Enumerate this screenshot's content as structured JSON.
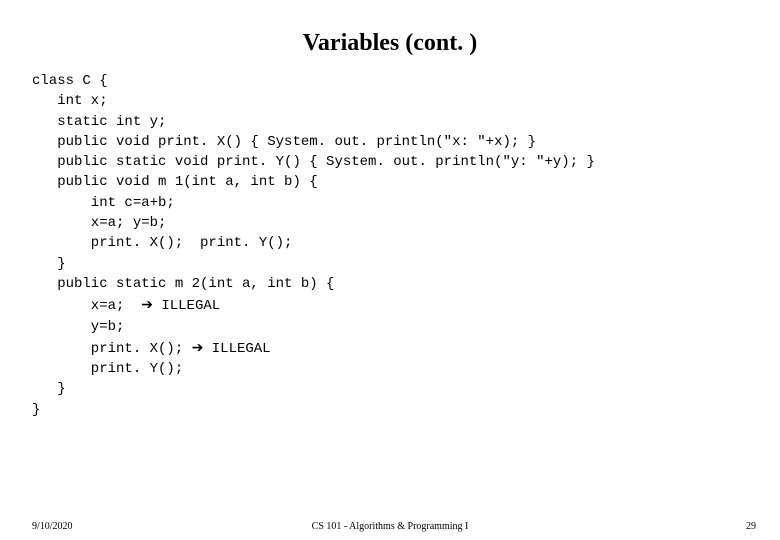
{
  "title": "Variables (cont. )",
  "code": {
    "l1": "class C {",
    "l2": "   int x;",
    "l3": "   static int y;",
    "l4": "   public void print. X() { System. out. println(\"x: \"+x); }",
    "l5": "   public static void print. Y() { System. out. println(\"y: \"+y); }",
    "l6": "   public void m 1(int a, int b) {",
    "l7": "       int c=a+b;",
    "l8": "       x=a; y=b;",
    "l9": "       print. X();  print. Y();",
    "l10": "   }",
    "l11": "   public static m 2(int a, int b) {",
    "l12a": "       x=a;  ",
    "l12b": " ILLEGAL",
    "l13": "       y=b;",
    "l14a": "       print. X(); ",
    "l14b": " ILLEGAL",
    "l15": "       print. Y();",
    "l16": "   }",
    "l17": "}"
  },
  "arrow": "➔",
  "footer": {
    "date": "9/10/2020",
    "center": "CS 101 - Algorithms & Programming I",
    "page": "29"
  }
}
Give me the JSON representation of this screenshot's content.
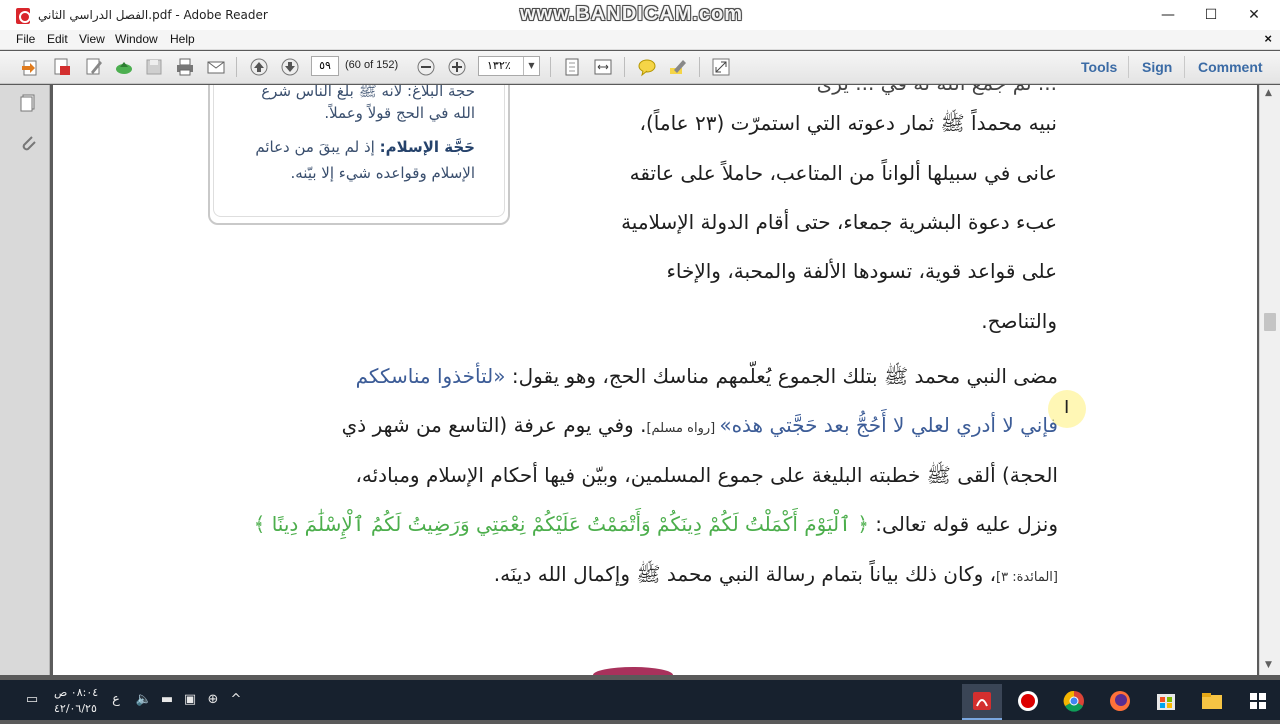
{
  "window": {
    "title": "الفصل الدراسي الثاني.pdf - Adobe Reader",
    "watermark": "www.BANDICAM.com",
    "minimize": "—",
    "maximize": "☐",
    "close": "✕"
  },
  "menu": {
    "items": [
      "File",
      "Edit",
      "View",
      "Window",
      "Help"
    ],
    "doc_close": "×"
  },
  "toolbar": {
    "page_number": "٥٩",
    "page_count": "(60 of 152)",
    "zoom": "١٣٢٪",
    "tools_label": "Tools",
    "sign_label": "Sign",
    "comment_label": "Comment"
  },
  "sidebar_box": {
    "line1": "حجة البلاغ: لأنه ﷺ بلغ الناس شرع",
    "line2": "الله في الحج قولاً وعملاً.",
    "line3_label": "حَجَّة الإسلام:",
    "line3_text": " إذ لم يبقَ من دعائم",
    "line4": "الإسلام وقواعده شيء إلا بيّنه."
  },
  "paragraph1": {
    "line0": "... ثم جمع الله له في ... يرى",
    "line1": "نبيه محمداً ﷺ ثمار دعوته التي استمرّت (٢٣ عاماً)،",
    "line2": "عانى في سبيلها ألواناً من المتاعب، حاملاً على عاتقه",
    "line3": "عبء دعوة البشرية جمعاء، حتى أقام الدولة الإسلامية",
    "line4": "على قواعد قوية، تسودها الألفة والمحبة، والإخاء",
    "line5": "والتناصح."
  },
  "paragraph2": {
    "l1_plain": "مضى النبي محمد ﷺ بتلك الجموع يُعلّمهم مناسك الحج، وهو يقول: ",
    "l1_quote": "«لتأخذوا مناسككم",
    "l2_quote": "فإني لا أدري لعلي لا أَحُجُّ بعد حَجَّتي هذه»",
    "l2_ref": " [رواه مسلم]",
    "l2_plain": ". وفي يوم عرفة (التاسع من شهر ذي",
    "l3": "الحجة) ألقى ﷺ خطبته البليغة على جموع المسلمين، وبيّن فيها أحكام الإسلام ومبادئه،",
    "l4_plain": "ونزل عليه قوله تعالى: ",
    "l4_verse": "﴿ ٱلْيَوْمَ أَكْمَلْتُ لَكُمْ دِينَكُمْ وَأَتْمَمْتُ عَلَيْكُمْ نِعْمَتِي وَرَضِيتُ لَكُمُ ٱلْإِسْلَٰمَ دِينًا ﴾",
    "l5_ref": "[المائدة: ٣]",
    "l5_plain": "، وكان ذلك بياناً بتمام رسالة النبي محمد ﷺ وإكمال الله دينَه."
  },
  "taskbar": {
    "time": "٠٨:٠٤ ص",
    "date": "٤٢/٠٦/٢٥",
    "lang": "ع",
    "icons": [
      "adobe-reader",
      "bandicam",
      "chrome",
      "firefox",
      "store",
      "file-explorer",
      "start"
    ]
  },
  "colors": {
    "accent_link": "#3b6ba5",
    "quote_blue": "#3c5c97",
    "verse_green": "#4cae4c",
    "taskbar": "#17212e"
  }
}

_EXERCISE BRIEF_: Output the entries above exactly. Drop the pictures.

_TASK SOLUTION_:
Enumerate this screenshot's content as structured JSON.
{
  "title": "Variables (cont. )",
  "code": {
    "l1": "class C {",
    "l2": "   int x;",
    "l3": "   static int y;",
    "l4": "   public void print. X() { System. out. println(\"x: \"+x); }",
    "l5": "   public static void print. Y() { System. out. println(\"y: \"+y); }",
    "l6": "   public void m 1(int a, int b) {",
    "l7": "       int c=a+b;",
    "l8": "       x=a; y=b;",
    "l9": "       print. X();  print. Y();",
    "l10": "   }",
    "l11": "   public static m 2(int a, int b) {",
    "l12a": "       x=a;  ",
    "l12b": " ILLEGAL",
    "l13": "       y=b;",
    "l14a": "       print. X(); ",
    "l14b": " ILLEGAL",
    "l15": "       print. Y();",
    "l16": "   }",
    "l17": "}"
  },
  "arrow": "➔",
  "footer": {
    "date": "9/10/2020",
    "center": "CS 101 - Algorithms & Programming I",
    "page": "29"
  }
}
Give me the JSON representation of this screenshot's content.
{
  "window": {
    "title": "الفصل الدراسي الثاني.pdf - Adobe Reader",
    "watermark": "www.BANDICAM.com",
    "minimize": "—",
    "maximize": "☐",
    "close": "✕"
  },
  "menu": {
    "items": [
      "File",
      "Edit",
      "View",
      "Window",
      "Help"
    ],
    "doc_close": "×"
  },
  "toolbar": {
    "page_number": "٥٩",
    "page_count": "(60 of 152)",
    "zoom": "١٣٢٪",
    "tools_label": "Tools",
    "sign_label": "Sign",
    "comment_label": "Comment"
  },
  "sidebar_box": {
    "line1": "حجة البلاغ: لأنه ﷺ بلغ الناس شرع",
    "line2": "الله في الحج قولاً وعملاً.",
    "line3_label": "حَجَّة الإسلام:",
    "line3_text": " إذ لم يبقَ من دعائم",
    "line4": "الإسلام وقواعده شيء إلا بيّنه."
  },
  "paragraph1": {
    "line0": "... ثم جمع الله له في ... يرى",
    "line1": "نبيه محمداً ﷺ ثمار دعوته التي استمرّت (٢٣ عاماً)،",
    "line2": "عانى في سبيلها ألواناً من المتاعب، حاملاً على عاتقه",
    "line3": "عبء دعوة البشرية جمعاء، حتى أقام الدولة الإسلامية",
    "line4": "على قواعد قوية، تسودها الألفة والمحبة، والإخاء",
    "line5": "والتناصح."
  },
  "paragraph2": {
    "l1_plain": "مضى النبي محمد ﷺ بتلك الجموع يُعلّمهم مناسك الحج، وهو يقول: ",
    "l1_quote": "«لتأخذوا مناسككم",
    "l2_quote": "فإني لا أدري لعلي لا أَحُجُّ بعد حَجَّتي هذه»",
    "l2_ref": " [رواه مسلم]",
    "l2_plain": ". وفي يوم عرفة (التاسع من شهر ذي",
    "l3": "الحجة) ألقى ﷺ خطبته البليغة على جموع المسلمين، وبيّن فيها أحكام الإسلام ومبادئه،",
    "l4_plain": "ونزل عليه قوله تعالى: ",
    "l4_verse": "﴿ ٱلْيَوْمَ أَكْمَلْتُ لَكُمْ دِينَكُمْ وَأَتْمَمْتُ عَلَيْكُمْ نِعْمَتِي وَرَضِيتُ لَكُمُ ٱلْإِسْلَٰمَ دِينًا ﴾",
    "l5_ref": "[المائدة: ٣]",
    "l5_plain": "، وكان ذلك بياناً بتمام رسالة النبي محمد ﷺ وإكمال الله دينَه."
  },
  "taskbar": {
    "time": "٠٨:٠٤ ص",
    "date": "٤٢/٠٦/٢٥",
    "lang": "ع",
    "icons": [
      "adobe-reader",
      "bandicam",
      "chrome",
      "firefox",
      "store",
      "file-explorer",
      "start"
    ]
  },
  "colors": {
    "accent_link": "#3b6ba5",
    "quote_blue": "#3c5c97",
    "verse_green": "#4cae4c",
    "taskbar": "#17212e"
  }
}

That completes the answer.